● JOB
Pictures aside, quote the whole listing exactly.
· · · · · · ·
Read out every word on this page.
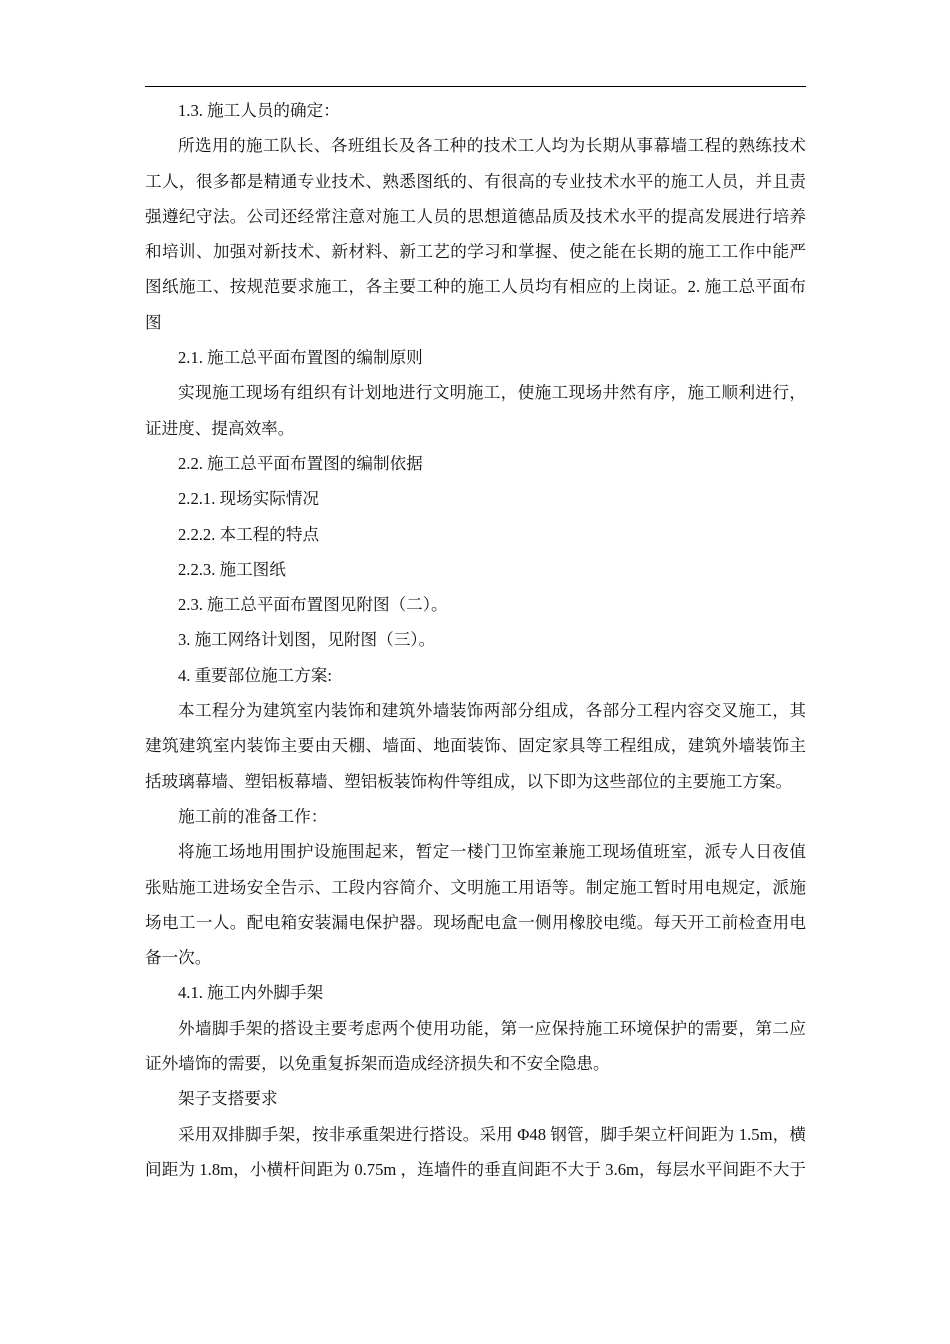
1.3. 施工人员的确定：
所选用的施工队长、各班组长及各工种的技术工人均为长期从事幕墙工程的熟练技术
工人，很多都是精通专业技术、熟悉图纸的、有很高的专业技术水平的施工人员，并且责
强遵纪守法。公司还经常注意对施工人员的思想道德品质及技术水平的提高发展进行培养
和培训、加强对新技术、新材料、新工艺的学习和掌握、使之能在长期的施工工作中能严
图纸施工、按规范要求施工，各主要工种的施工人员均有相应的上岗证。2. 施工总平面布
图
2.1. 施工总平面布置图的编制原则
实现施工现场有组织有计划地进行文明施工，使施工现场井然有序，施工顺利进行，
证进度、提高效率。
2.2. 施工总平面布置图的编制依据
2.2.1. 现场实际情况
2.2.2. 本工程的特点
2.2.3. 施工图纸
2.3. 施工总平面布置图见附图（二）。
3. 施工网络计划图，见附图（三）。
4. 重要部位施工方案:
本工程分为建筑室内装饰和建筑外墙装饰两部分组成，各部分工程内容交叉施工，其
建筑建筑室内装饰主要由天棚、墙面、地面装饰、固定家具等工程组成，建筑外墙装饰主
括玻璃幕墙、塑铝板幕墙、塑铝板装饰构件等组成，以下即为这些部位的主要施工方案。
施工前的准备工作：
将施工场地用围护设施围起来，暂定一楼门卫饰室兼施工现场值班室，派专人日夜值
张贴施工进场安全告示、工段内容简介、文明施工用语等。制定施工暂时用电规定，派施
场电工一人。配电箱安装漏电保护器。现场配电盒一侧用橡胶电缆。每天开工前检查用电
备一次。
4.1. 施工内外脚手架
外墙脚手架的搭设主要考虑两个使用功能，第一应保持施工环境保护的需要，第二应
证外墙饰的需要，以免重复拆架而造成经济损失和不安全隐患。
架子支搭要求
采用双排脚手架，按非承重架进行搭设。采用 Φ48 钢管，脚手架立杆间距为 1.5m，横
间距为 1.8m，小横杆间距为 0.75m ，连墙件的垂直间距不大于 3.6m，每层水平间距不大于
· · · · · · ·
● RESPONSE TO THIS EXERCISE
Read out every word on this page.
1.3. 施工人员的确定：
所选用的施工队长、各班组长及各工种的技术工人均为长期从事幕墙工程的熟练技术
工人，很多都是精通专业技术、熟悉图纸的、有很高的专业技术水平的施工人员，并且责
强遵纪守法。公司还经常注意对施工人员的思想道德品质及技术水平的提高发展进行培养
和培训、加强对新技术、新材料、新工艺的学习和掌握、使之能在长期的施工工作中能严
图纸施工、按规范要求施工，各主要工种的施工人员均有相应的上岗证。2. 施工总平面布
图
2.1. 施工总平面布置图的编制原则
实现施工现场有组织有计划地进行文明施工，使施工现场井然有序，施工顺利进行，
证进度、提高效率。
2.2. 施工总平面布置图的编制依据
2.2.1. 现场实际情况
2.2.2. 本工程的特点
2.2.3. 施工图纸
2.3. 施工总平面布置图见附图（二）。
3. 施工网络计划图，见附图（三）。
4. 重要部位施工方案:
本工程分为建筑室内装饰和建筑外墙装饰两部分组成，各部分工程内容交叉施工，其
建筑建筑室内装饰主要由天棚、墙面、地面装饰、固定家具等工程组成，建筑外墙装饰主
括玻璃幕墙、塑铝板幕墙、塑铝板装饰构件等组成，以下即为这些部位的主要施工方案。
施工前的准备工作：
将施工场地用围护设施围起来，暂定一楼门卫饰室兼施工现场值班室，派专人日夜值
张贴施工进场安全告示、工段内容简介、文明施工用语等。制定施工暂时用电规定，派施
场电工一人。配电箱安装漏电保护器。现场配电盒一侧用橡胶电缆。每天开工前检查用电
备一次。
4.1. 施工内外脚手架
外墙脚手架的搭设主要考虑两个使用功能，第一应保持施工环境保护的需要，第二应
证外墙饰的需要，以免重复拆架而造成经济损失和不安全隐患。
架子支搭要求
采用双排脚手架，按非承重架进行搭设。采用 Φ48 钢管，脚手架立杆间距为 1.5m，横
间距为 1.8m，小横杆间距为 0.75m ，连墙件的垂直间距不大于 3.6m，每层水平间距不大于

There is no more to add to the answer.